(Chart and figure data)

========

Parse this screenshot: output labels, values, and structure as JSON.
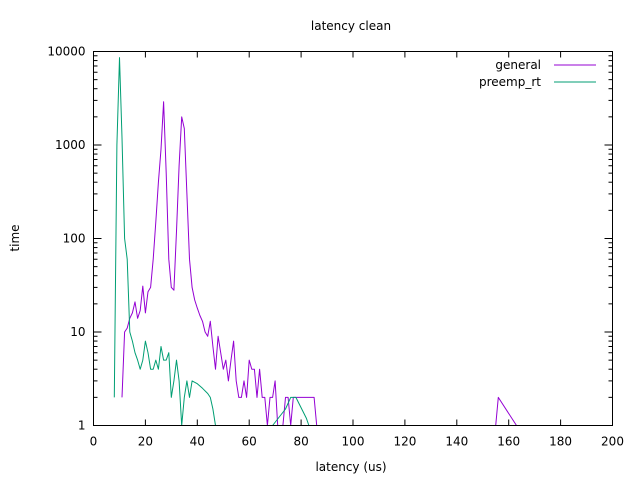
{
  "chart_data": {
    "type": "line",
    "title": "latency clean",
    "xlabel": "latency (us)",
    "ylabel": "time",
    "xlim": [
      0,
      200
    ],
    "ylim": [
      1,
      10000
    ],
    "yscale": "log",
    "grid": false,
    "legend_position": "top-right",
    "x_ticks": [
      "0",
      "20",
      "40",
      "60",
      "80",
      "100",
      "120",
      "140",
      "160",
      "180",
      "200"
    ],
    "y_ticks": [
      "1",
      "10",
      "100",
      "1000",
      "10000"
    ],
    "series": [
      {
        "name": "general",
        "color": "#9400d3",
        "points": [
          [
            11,
            2
          ],
          [
            12,
            10
          ],
          [
            13,
            11
          ],
          [
            14,
            14
          ],
          [
            15,
            16
          ],
          [
            16,
            21
          ],
          [
            17,
            14
          ],
          [
            18,
            17
          ],
          [
            19,
            31
          ],
          [
            20,
            16
          ],
          [
            21,
            27
          ],
          [
            22,
            30
          ],
          [
            23,
            60
          ],
          [
            24,
            150
          ],
          [
            25,
            400
          ],
          [
            26,
            900
          ],
          [
            27,
            2900
          ],
          [
            28,
            500
          ],
          [
            29,
            60
          ],
          [
            30,
            30
          ],
          [
            31,
            28
          ],
          [
            32,
            120
          ],
          [
            33,
            600
          ],
          [
            34,
            2000
          ],
          [
            35,
            1500
          ],
          [
            36,
            300
          ],
          [
            37,
            60
          ],
          [
            38,
            30
          ],
          [
            39,
            22
          ],
          [
            40,
            18
          ],
          [
            41,
            15
          ],
          [
            42,
            13
          ],
          [
            43,
            10
          ],
          [
            44,
            9
          ],
          [
            45,
            13
          ],
          [
            46,
            7
          ],
          [
            47,
            4
          ],
          [
            48,
            9
          ],
          [
            49,
            6
          ],
          [
            50,
            4
          ],
          [
            51,
            5
          ],
          [
            52,
            3
          ],
          [
            53,
            5
          ],
          [
            54,
            8
          ],
          [
            55,
            3
          ],
          [
            56,
            2
          ],
          [
            57,
            2
          ],
          [
            58,
            3
          ],
          [
            59,
            2
          ],
          [
            60,
            5
          ],
          [
            61,
            4
          ],
          [
            62,
            4
          ],
          [
            63,
            2
          ],
          [
            64,
            4
          ],
          [
            65,
            2
          ],
          [
            66,
            2
          ],
          [
            67,
            1
          ],
          [
            68,
            2
          ],
          [
            69,
            2
          ],
          [
            70,
            3
          ],
          [
            71,
            1
          ],
          [
            72,
            1
          ],
          [
            73,
            1
          ],
          [
            74,
            2
          ],
          [
            75,
            2
          ],
          [
            76,
            1
          ],
          [
            77,
            2
          ],
          [
            78,
            2
          ],
          [
            80,
            2
          ],
          [
            85,
            2
          ],
          [
            86,
            1
          ],
          [
            155,
            1
          ],
          [
            156,
            2
          ],
          [
            163,
            1
          ]
        ]
      },
      {
        "name": "preemp_rt",
        "color": "#009e73",
        "points": [
          [
            8,
            2
          ],
          [
            9,
            1000
          ],
          [
            10,
            8600
          ],
          [
            11,
            1200
          ],
          [
            12,
            100
          ],
          [
            13,
            60
          ],
          [
            14,
            10
          ],
          [
            15,
            8
          ],
          [
            16,
            6
          ],
          [
            17,
            5
          ],
          [
            18,
            4
          ],
          [
            19,
            5
          ],
          [
            20,
            8
          ],
          [
            21,
            6
          ],
          [
            22,
            4
          ],
          [
            23,
            4
          ],
          [
            24,
            5
          ],
          [
            25,
            4
          ],
          [
            26,
            7
          ],
          [
            27,
            5
          ],
          [
            28,
            5
          ],
          [
            29,
            6
          ],
          [
            30,
            2
          ],
          [
            31,
            3
          ],
          [
            32,
            5
          ],
          [
            33,
            3
          ],
          [
            34,
            1
          ],
          [
            35,
            2
          ],
          [
            36,
            3
          ],
          [
            37,
            2
          ],
          [
            38,
            3
          ],
          [
            40,
            2.8
          ],
          [
            42,
            2.5
          ],
          [
            44,
            2.2
          ],
          [
            45,
            2
          ],
          [
            46,
            1.5
          ],
          [
            47,
            1
          ],
          [
            69,
            1
          ],
          [
            74,
            1.5
          ],
          [
            76,
            2
          ],
          [
            78,
            2
          ],
          [
            82,
            1.2
          ],
          [
            83,
            1
          ]
        ]
      }
    ]
  }
}
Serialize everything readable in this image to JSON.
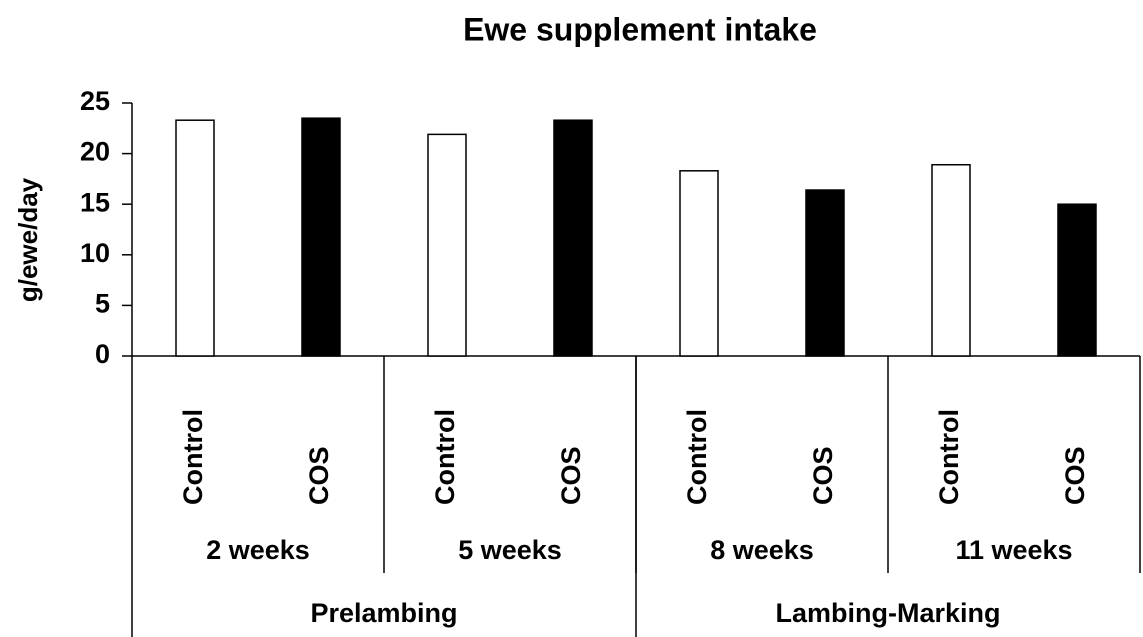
{
  "chart_data": {
    "type": "bar",
    "title": "Ewe supplement intake",
    "ylabel": "g/ewe/day",
    "categories": [
      "Control",
      "COS",
      "Control",
      "COS",
      "Control",
      "COS",
      "Control",
      "COS"
    ],
    "groups": [
      "2 weeks",
      "5 weeks",
      "8 weeks",
      "11 weeks"
    ],
    "supergroups": [
      "Prelambing",
      "Lambing-Marking"
    ],
    "values": [
      23.3,
      23.5,
      21.9,
      23.3,
      18.3,
      16.4,
      18.9,
      15.0
    ],
    "colors": [
      "#ffffff",
      "#000000",
      "#ffffff",
      "#000000",
      "#ffffff",
      "#000000",
      "#ffffff",
      "#000000"
    ],
    "ylim": [
      0,
      25
    ],
    "yticks": [
      0,
      5,
      10,
      15,
      20,
      25
    ]
  }
}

========

◆ What you need to do ◆
Print exactly the span of lines that begins with the line containing "Serialize everything readable" and ends with the last line of the listing, with no pictures.

◆ Finished exercise ◆
Serialize everything readable in this image to JSON.
{
  "chart_data": {
    "type": "bar",
    "title": "Ewe supplement intake",
    "ylabel": "g/ewe/day",
    "categories": [
      "Control",
      "COS",
      "Control",
      "COS",
      "Control",
      "COS",
      "Control",
      "COS"
    ],
    "groups": [
      "2 weeks",
      "5 weeks",
      "8 weeks",
      "11 weeks"
    ],
    "supergroups": [
      "Prelambing",
      "Lambing-Marking"
    ],
    "values": [
      23.3,
      23.5,
      21.9,
      23.3,
      18.3,
      16.4,
      18.9,
      15.0
    ],
    "colors": [
      "#ffffff",
      "#000000",
      "#ffffff",
      "#000000",
      "#ffffff",
      "#000000",
      "#ffffff",
      "#000000"
    ],
    "ylim": [
      0,
      25
    ],
    "yticks": [
      0,
      5,
      10,
      15,
      20,
      25
    ]
  }
}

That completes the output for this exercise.